WHAT IS NEEDED
Count the lines below that contain the word "stacjonarnej", and reply with only that number.

(Collected data)
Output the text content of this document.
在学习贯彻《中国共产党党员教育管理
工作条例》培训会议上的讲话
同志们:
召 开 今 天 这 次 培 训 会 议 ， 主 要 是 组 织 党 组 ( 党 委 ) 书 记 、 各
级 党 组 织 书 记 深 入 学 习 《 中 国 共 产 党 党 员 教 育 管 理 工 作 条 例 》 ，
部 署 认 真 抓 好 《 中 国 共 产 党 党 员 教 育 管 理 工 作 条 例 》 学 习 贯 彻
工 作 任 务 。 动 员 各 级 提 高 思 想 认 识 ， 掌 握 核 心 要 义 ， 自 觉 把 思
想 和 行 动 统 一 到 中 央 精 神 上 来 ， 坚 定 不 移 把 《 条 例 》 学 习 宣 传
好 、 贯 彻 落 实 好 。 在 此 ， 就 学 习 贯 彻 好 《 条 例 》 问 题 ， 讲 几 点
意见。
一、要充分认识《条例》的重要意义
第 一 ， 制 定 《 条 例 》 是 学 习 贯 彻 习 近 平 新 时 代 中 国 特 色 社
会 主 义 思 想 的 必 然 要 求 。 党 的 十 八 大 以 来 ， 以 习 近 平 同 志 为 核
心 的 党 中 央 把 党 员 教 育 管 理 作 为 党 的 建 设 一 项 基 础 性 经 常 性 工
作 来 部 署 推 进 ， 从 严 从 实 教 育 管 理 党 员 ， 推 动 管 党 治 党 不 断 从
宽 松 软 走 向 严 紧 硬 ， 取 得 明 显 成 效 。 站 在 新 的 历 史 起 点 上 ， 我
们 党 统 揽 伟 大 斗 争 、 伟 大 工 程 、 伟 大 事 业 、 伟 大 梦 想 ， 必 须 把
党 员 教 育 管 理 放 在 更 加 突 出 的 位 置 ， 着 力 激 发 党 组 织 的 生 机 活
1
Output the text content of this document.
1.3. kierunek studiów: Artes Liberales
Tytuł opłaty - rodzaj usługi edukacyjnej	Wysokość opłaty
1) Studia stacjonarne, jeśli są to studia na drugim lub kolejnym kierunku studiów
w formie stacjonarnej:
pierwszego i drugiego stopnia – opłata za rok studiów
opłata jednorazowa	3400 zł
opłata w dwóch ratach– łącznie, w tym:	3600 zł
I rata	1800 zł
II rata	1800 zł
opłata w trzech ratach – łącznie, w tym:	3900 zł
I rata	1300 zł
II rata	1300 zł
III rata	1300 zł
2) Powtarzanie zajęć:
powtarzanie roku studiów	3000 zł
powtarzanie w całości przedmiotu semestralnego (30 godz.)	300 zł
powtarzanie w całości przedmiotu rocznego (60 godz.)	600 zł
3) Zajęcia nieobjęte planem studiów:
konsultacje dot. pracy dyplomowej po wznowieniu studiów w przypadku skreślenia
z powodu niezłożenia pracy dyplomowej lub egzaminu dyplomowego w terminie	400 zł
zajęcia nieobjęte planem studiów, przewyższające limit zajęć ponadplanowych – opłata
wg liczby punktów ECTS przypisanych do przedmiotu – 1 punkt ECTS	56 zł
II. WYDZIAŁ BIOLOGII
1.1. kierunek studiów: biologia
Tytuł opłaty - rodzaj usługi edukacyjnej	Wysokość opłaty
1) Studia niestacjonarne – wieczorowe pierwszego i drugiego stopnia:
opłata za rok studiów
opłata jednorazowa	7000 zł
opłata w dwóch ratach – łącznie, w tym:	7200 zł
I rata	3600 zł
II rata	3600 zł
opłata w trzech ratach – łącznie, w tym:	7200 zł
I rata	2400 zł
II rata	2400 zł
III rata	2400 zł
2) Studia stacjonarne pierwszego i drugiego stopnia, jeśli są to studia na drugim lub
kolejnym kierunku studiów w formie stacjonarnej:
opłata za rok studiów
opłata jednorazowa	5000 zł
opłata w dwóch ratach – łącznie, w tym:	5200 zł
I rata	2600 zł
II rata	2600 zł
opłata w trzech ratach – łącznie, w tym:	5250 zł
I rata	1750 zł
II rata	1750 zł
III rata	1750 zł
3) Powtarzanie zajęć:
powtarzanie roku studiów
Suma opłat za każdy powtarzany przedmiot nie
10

RESULT OF THIS TASK
2